## Goal
Keep only those lines of the records that include the string "cung".
=== Recorded data ===
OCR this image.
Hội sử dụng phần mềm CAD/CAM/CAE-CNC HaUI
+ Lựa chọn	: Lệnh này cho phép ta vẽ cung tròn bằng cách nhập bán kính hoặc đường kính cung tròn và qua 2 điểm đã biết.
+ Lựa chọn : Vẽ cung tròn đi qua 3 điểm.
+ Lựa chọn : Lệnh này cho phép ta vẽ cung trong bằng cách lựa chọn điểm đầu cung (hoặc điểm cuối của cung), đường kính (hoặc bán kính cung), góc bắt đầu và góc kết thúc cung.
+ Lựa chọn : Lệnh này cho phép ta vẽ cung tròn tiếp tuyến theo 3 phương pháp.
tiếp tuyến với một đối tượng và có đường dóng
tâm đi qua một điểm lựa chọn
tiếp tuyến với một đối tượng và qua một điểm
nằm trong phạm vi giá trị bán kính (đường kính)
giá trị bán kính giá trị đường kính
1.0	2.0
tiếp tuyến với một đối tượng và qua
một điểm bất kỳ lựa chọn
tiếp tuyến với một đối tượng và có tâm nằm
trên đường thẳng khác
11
===
## Answer
+ Lựa chọn	: Lệnh này cho phép ta vẽ cung tròn bằng cách nhập bán kính hoặc đường kính cung tròn và qua 2 điểm đã biết.
+ Lựa chọn : Vẽ cung tròn đi qua 3 điểm.
+ Lựa chọn : Lệnh này cho phép ta vẽ cung trong bằng cách lựa chọn điểm đầu cung (hoặc điểm cuối của cung), đường kính (hoặc bán kính cung), góc bắt đầu và góc kết thúc cung.
+ Lựa chọn : Lệnh này cho phép ta vẽ cung tròn tiếp tuyến theo 3 phương pháp.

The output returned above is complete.